─── TASK INPUT ───

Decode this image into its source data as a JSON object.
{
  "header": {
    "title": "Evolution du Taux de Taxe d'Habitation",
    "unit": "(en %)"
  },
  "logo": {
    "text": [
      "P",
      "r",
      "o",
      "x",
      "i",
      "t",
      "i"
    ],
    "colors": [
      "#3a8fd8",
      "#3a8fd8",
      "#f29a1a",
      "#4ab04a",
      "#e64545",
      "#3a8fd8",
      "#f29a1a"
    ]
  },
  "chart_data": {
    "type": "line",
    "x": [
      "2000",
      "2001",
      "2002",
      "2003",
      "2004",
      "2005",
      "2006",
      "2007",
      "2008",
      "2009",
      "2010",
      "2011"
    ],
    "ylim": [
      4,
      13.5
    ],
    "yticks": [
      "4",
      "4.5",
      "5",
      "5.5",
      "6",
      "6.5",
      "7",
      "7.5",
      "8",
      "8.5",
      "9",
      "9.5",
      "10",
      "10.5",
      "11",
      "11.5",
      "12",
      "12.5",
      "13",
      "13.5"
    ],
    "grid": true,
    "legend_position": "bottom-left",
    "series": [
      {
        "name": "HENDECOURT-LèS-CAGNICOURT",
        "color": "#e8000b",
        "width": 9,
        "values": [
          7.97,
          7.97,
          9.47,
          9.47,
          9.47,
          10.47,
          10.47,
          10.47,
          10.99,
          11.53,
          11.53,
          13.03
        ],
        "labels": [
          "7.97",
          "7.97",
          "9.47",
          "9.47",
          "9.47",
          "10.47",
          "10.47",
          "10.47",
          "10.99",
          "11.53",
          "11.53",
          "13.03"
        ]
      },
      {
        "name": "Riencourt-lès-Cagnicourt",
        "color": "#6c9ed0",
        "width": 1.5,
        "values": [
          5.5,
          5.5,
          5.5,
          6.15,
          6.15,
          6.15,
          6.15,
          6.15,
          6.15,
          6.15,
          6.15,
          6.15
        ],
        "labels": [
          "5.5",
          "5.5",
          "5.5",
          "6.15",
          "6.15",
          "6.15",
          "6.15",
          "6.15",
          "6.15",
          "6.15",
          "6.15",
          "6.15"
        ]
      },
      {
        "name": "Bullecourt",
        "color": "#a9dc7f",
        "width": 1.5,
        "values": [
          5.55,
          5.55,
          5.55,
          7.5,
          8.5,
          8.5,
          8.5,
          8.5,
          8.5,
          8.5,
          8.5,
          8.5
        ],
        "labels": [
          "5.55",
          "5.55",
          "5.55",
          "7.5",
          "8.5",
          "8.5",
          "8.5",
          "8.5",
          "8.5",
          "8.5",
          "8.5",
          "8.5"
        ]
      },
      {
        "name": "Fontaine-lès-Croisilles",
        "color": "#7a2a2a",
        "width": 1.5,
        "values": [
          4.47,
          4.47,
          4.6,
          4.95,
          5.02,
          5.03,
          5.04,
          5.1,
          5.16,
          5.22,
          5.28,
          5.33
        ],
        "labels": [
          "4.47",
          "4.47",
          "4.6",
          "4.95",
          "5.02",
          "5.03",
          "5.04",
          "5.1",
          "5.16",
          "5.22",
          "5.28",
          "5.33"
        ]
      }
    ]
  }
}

───

-- WHAT IS ASKED --
Your task is to repeat the data exactly; please include every line.

-- RESULT OF THE TASK --
Decode this image into its source data as a JSON object.
{
  "header": {
    "title": "Evolution du Taux de Taxe d'Habitation",
    "unit": "(en %)"
  },
  "logo": {
    "text": [
      "P",
      "r",
      "o",
      "x",
      "i",
      "t",
      "i"
    ],
    "colors": [
      "#3a8fd8",
      "#3a8fd8",
      "#f29a1a",
      "#4ab04a",
      "#e64545",
      "#3a8fd8",
      "#f29a1a"
    ]
  },
  "chart_data": {
    "type": "line",
    "x": [
      "2000",
      "2001",
      "2002",
      "2003",
      "2004",
      "2005",
      "2006",
      "2007",
      "2008",
      "2009",
      "2010",
      "2011"
    ],
    "ylim": [
      4,
      13.5
    ],
    "yticks": [
      "4",
      "4.5",
      "5",
      "5.5",
      "6",
      "6.5",
      "7",
      "7.5",
      "8",
      "8.5",
      "9",
      "9.5",
      "10",
      "10.5",
      "11",
      "11.5",
      "12",
      "12.5",
      "13",
      "13.5"
    ],
    "grid": true,
    "legend_position": "bottom-left",
    "series": [
      {
        "name": "HENDECOURT-LèS-CAGNICOURT",
        "color": "#e8000b",
        "width": 9,
        "values": [
          7.97,
          7.97,
          9.47,
          9.47,
          9.47,
          10.47,
          10.47,
          10.47,
          10.99,
          11.53,
          11.53,
          13.03
        ],
        "labels": [
          "7.97",
          "7.97",
          "9.47",
          "9.47",
          "9.47",
          "10.47",
          "10.47",
          "10.47",
          "10.99",
          "11.53",
          "11.53",
          "13.03"
        ]
      },
      {
        "name": "Riencourt-lès-Cagnicourt",
        "color": "#6c9ed0",
        "width": 1.5,
        "values": [
          5.5,
          5.5,
          5.5,
          6.15,
          6.15,
          6.15,
          6.15,
          6.15,
          6.15,
          6.15,
          6.15,
          6.15
        ],
        "labels": [
          "5.5",
          "5.5",
          "5.5",
          "6.15",
          "6.15",
          "6.15",
          "6.15",
          "6.15",
          "6.15",
          "6.15",
          "6.15",
          "6.15"
        ]
      },
      {
        "name": "Bullecourt",
        "color": "#a9dc7f",
        "width": 1.5,
        "values": [
          5.55,
          5.55,
          5.55,
          7.5,
          8.5,
          8.5,
          8.5,
          8.5,
          8.5,
          8.5,
          8.5,
          8.5
        ],
        "labels": [
          "5.55",
          "5.55",
          "5.55",
          "7.5",
          "8.5",
          "8.5",
          "8.5",
          "8.5",
          "8.5",
          "8.5",
          "8.5",
          "8.5"
        ]
      },
      {
        "name": "Fontaine-lès-Croisilles",
        "color": "#7a2a2a",
        "width": 1.5,
        "values": [
          4.47,
          4.47,
          4.6,
          4.95,
          5.02,
          5.03,
          5.04,
          5.1,
          5.16,
          5.22,
          5.28,
          5.33
        ],
        "labels": [
          "4.47",
          "4.47",
          "4.6",
          "4.95",
          "5.02",
          "5.03",
          "5.04",
          "5.1",
          "5.16",
          "5.22",
          "5.28",
          "5.33"
        ]
      }
    ]
  }
}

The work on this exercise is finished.